▶ PASSAGE GIVEN
>>

Wiesław Lehnhardt | Dalkia Poznań ZEC
Sebastian Słaboszewski | firstname.lastname@example.org
Optical fibre temperature measurement technology is often used to measure the temperature of conveyor belt elements as long as several kilometres, fire detection, monitoring of power cables, the temperature distribution in buildings, leaks in dams, flood banks, etc. Today, we are presenting an interview with those directly involved in the deployment of that system in Dalkia Poznań ZEC.
Wiesław Lehnhardt (Dalkia Poznań ZEC), and Sebastian Słaboszewski (WOLFF GROUP) talk about the project background, potential risks in its completion, and the configuration of the implemented system.
Photo. 1. Protection of conveyor drive gears with an optical fibre detector
Photo. 2. Return station protection
What are the origins of the project to install temperature detectors on belt conveyors at Dalkia Poznań ZEC?
Wiesław Lehnhardt Dalkia Poznań ZEC: For some time now, we have been implementing a long-term project for safety improvement on the power equipment in Karolin CHP Plant. A part of this project was to install a linear heat detector on the main belt conveyors PVII- 1, PVII-1,PIX-1 and PIX-2. These inclined bridge conveyors are critical to the CHP plant operations.
In February, works began at the Poznań Combined Heat and Power Plant to deploy a temperature monitoring system for bearings and belt conveyor rollers. The key objective of the system, based on an optical fibre linear heat detector, is to protect the coal dust handling system from fire and explosion of the dust-air mixture. At the same time, the system is used for continuous monitoring of the equipment health, including gears and bearings of the drive, divert and return drums. This reduces the system running cost.
Let me ask Mr. Sebastian Słaboszewski, who coordinated the delivery of the system, to describe to our readers the situation at the project site.
Sebastian Słaboszewski: The works were performed on two conveyor belt lanes located on inclined bridges. Each of the lanes included two conveyors, the shorter one is 80 m in length, and the longer measures 200 m. The total length of the conveyors was thus well over half a kilometre.
All works were performed in a running plant, which required precise timing of the relevant activities. On the one hand, the works had to stick to the schedule and, on the other, continuity of production and work safety had to be taken into account.
Which stage of the work was crucial to the success of the project?
S.S.: There were only 4 weeks to complete the task. At that time, almost 3,000 m of optical cable, to form a loop around all four conveyors, had to be routed. As a rule, the loop should consist of as few optical cable sections as possible, joined by splicing. In this particular case, the loop consists of 6 sections, with the longest being 900 m long.

<<

▶ SET TASK 1
Quote the stretch of the interview on conveyor temperature monitoring from "All works were" through "of the project?".
▶ SET TASK 2
Decide whether each statement agrees with the interview on conveyor temperature monitoring, answering yes or no and quoting the words of the text that settle it: (a) Each conveyor lane had two conveyors, one 80 m long and the other 200 m long. (b) The task had to be completed within six weeks. (c) The optical cable loop is a single unbroken section.

▶ MATERIAL PROVIDED
>>

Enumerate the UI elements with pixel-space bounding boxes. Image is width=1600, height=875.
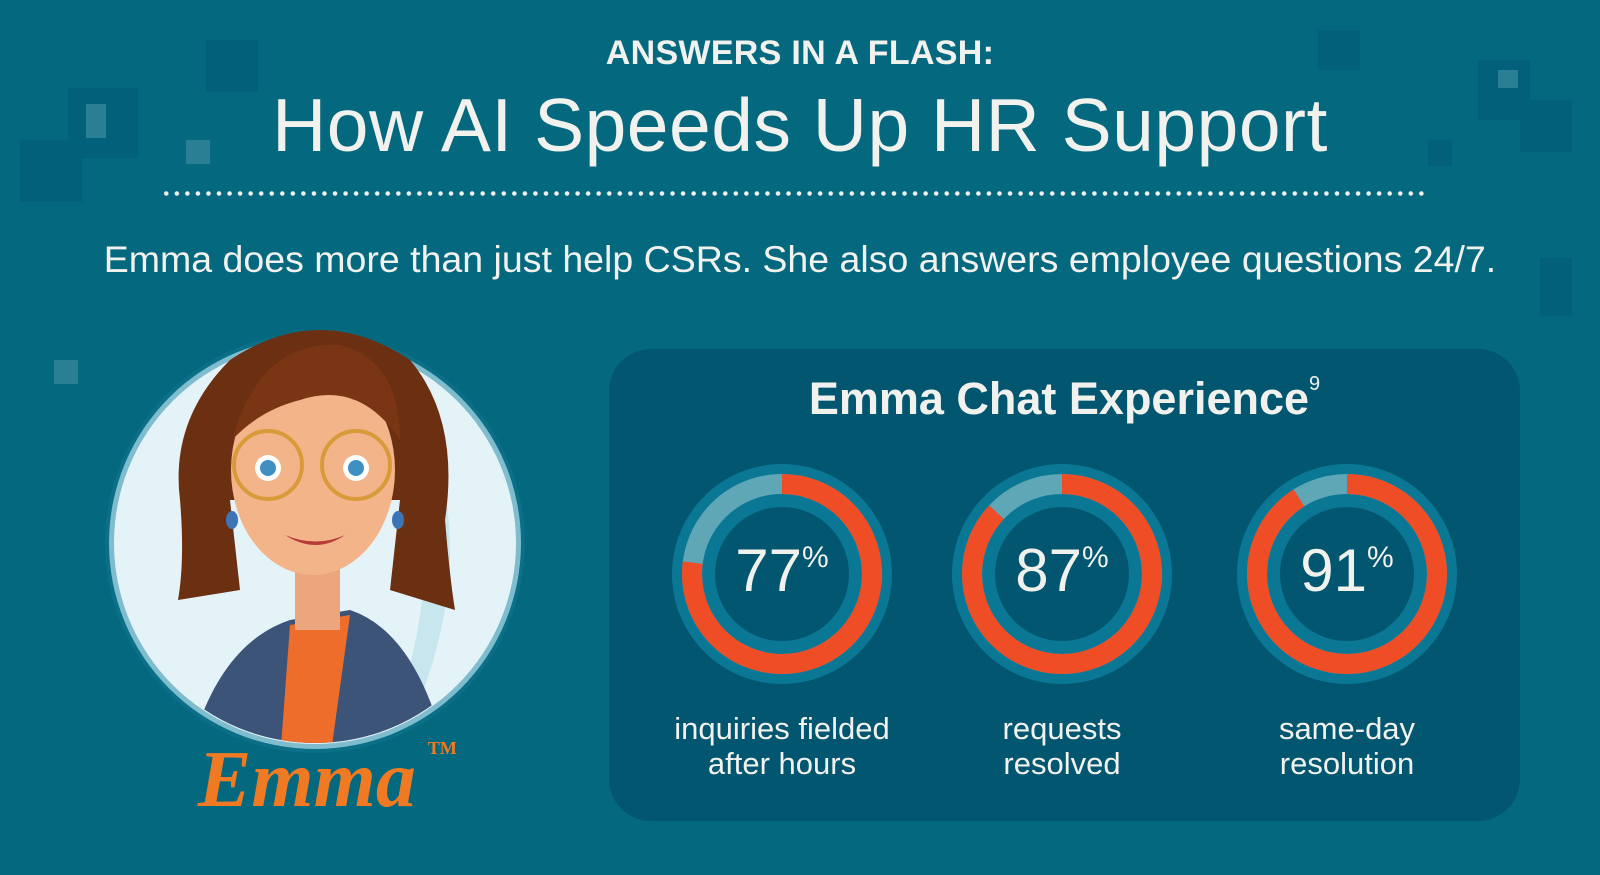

<<

▶ EXERCISE RESULT 1
All works were performed in a running plant, which required precise timing of the relevant activities. On the one hand, the works had to stick to the schedule and, on the other, continuity of production and work safety had to be taken into account.
Which stage of the work was crucial to the success of the project?

▶ EXERCISE RESULT 2
(a) Yes: "Each of the lanes included two conveyors, the shorter one is 80 m in length, and the longer measures 200 m."
(b) No: "There were only 4 weeks to complete the task."
(c) No: "In this particular case, the loop consists of 6 sections, with the longest being 900 m long."